OBJECTIVE - Transcribe every entry word for word, leaving out all images.

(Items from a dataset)
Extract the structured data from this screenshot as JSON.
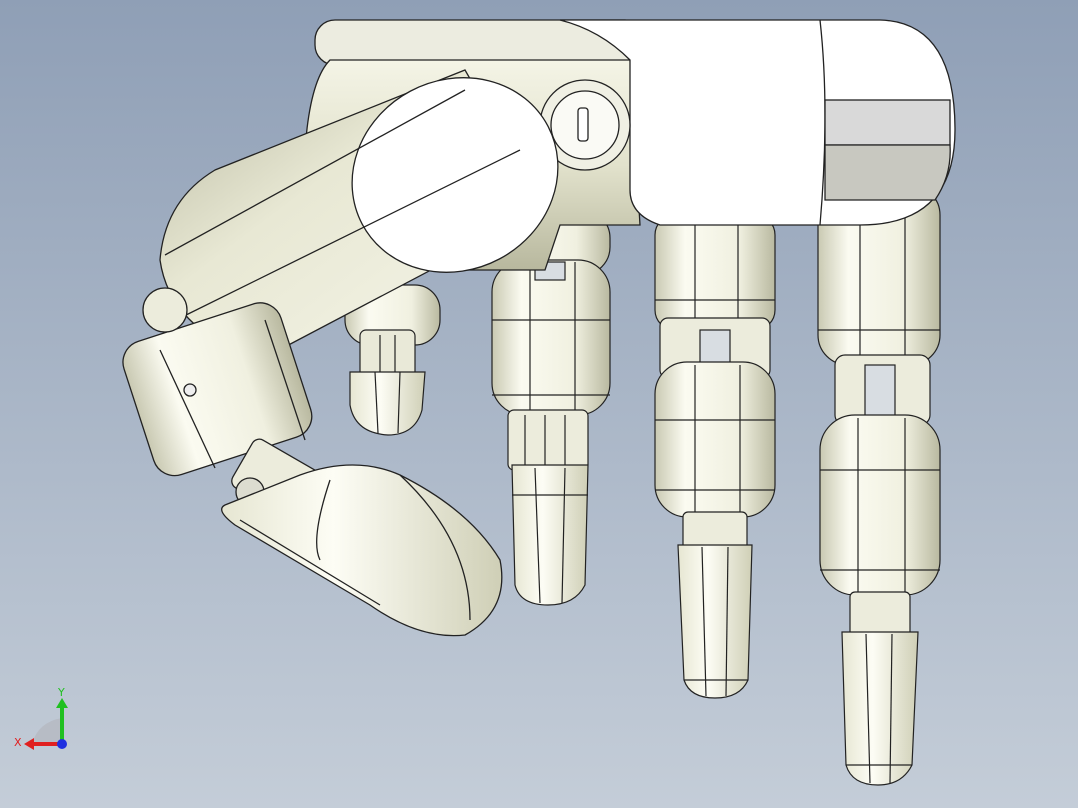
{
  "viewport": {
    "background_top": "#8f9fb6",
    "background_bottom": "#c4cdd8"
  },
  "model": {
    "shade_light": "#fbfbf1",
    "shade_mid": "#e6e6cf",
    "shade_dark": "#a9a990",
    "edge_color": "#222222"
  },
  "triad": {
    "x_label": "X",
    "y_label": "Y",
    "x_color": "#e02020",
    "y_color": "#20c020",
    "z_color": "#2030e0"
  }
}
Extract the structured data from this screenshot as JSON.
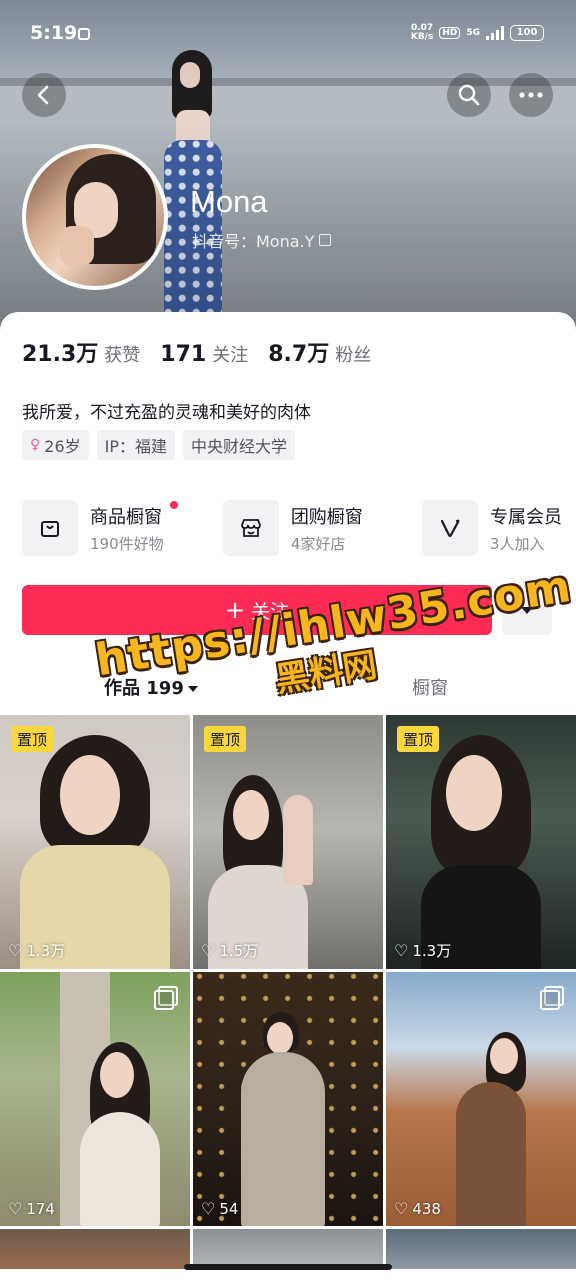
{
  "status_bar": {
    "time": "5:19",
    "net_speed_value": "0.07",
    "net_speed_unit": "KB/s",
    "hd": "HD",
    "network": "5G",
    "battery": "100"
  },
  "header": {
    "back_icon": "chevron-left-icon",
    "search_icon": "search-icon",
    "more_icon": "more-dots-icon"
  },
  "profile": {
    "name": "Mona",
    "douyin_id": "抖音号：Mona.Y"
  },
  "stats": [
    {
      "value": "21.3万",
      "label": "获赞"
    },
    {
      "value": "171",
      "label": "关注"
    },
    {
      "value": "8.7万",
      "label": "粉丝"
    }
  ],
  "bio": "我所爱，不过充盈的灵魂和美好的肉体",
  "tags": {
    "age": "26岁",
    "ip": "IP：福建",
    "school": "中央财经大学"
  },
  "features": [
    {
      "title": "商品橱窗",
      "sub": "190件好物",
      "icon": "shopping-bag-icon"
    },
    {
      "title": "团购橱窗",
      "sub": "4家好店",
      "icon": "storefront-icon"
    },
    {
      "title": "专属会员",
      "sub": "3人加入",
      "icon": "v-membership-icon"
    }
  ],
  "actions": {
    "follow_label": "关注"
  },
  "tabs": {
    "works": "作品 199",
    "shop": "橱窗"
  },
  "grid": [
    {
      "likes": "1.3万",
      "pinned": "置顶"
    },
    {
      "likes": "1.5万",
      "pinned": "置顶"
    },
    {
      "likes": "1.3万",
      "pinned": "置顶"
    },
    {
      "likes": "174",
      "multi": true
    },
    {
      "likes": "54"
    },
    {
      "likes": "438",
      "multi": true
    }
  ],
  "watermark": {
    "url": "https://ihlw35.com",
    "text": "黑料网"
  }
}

CORRECT ANSWER -
Extract the structured data from this screenshot as JSON.
{
  "viewport": {
    "background_top": "#8f9fb6",
    "background_bottom": "#c4cdd8"
  },
  "model": {
    "shade_light": "#fbfbf1",
    "shade_mid": "#e6e6cf",
    "shade_dark": "#a9a990",
    "edge_color": "#222222"
  },
  "triad": {
    "x_label": "X",
    "y_label": "Y",
    "x_color": "#e02020",
    "y_color": "#20c020",
    "z_color": "#2030e0"
  }
}
Extract the structured data from this screenshot as JSON.
{
  "status_bar": {
    "time": "5:19",
    "net_speed_value": "0.07",
    "net_speed_unit": "KB/s",
    "hd": "HD",
    "network": "5G",
    "battery": "100"
  },
  "header": {
    "back_icon": "chevron-left-icon",
    "search_icon": "search-icon",
    "more_icon": "more-dots-icon"
  },
  "profile": {
    "name": "Mona",
    "douyin_id": "抖音号：Mona.Y"
  },
  "stats": [
    {
      "value": "21.3万",
      "label": "获赞"
    },
    {
      "value": "171",
      "label": "关注"
    },
    {
      "value": "8.7万",
      "label": "粉丝"
    }
  ],
  "bio": "我所爱，不过充盈的灵魂和美好的肉体",
  "tags": {
    "age": "26岁",
    "ip": "IP：福建",
    "school": "中央财经大学"
  },
  "features": [
    {
      "title": "商品橱窗",
      "sub": "190件好物",
      "icon": "shopping-bag-icon"
    },
    {
      "title": "团购橱窗",
      "sub": "4家好店",
      "icon": "storefront-icon"
    },
    {
      "title": "专属会员",
      "sub": "3人加入",
      "icon": "v-membership-icon"
    }
  ],
  "actions": {
    "follow_label": "关注"
  },
  "tabs": {
    "works": "作品 199",
    "shop": "橱窗"
  },
  "grid": [
    {
      "likes": "1.3万",
      "pinned": "置顶"
    },
    {
      "likes": "1.5万",
      "pinned": "置顶"
    },
    {
      "likes": "1.3万",
      "pinned": "置顶"
    },
    {
      "likes": "174",
      "multi": true
    },
    {
      "likes": "54"
    },
    {
      "likes": "438",
      "multi": true
    }
  ],
  "watermark": {
    "url": "https://ihlw35.com",
    "text": "黑料网"
  }
}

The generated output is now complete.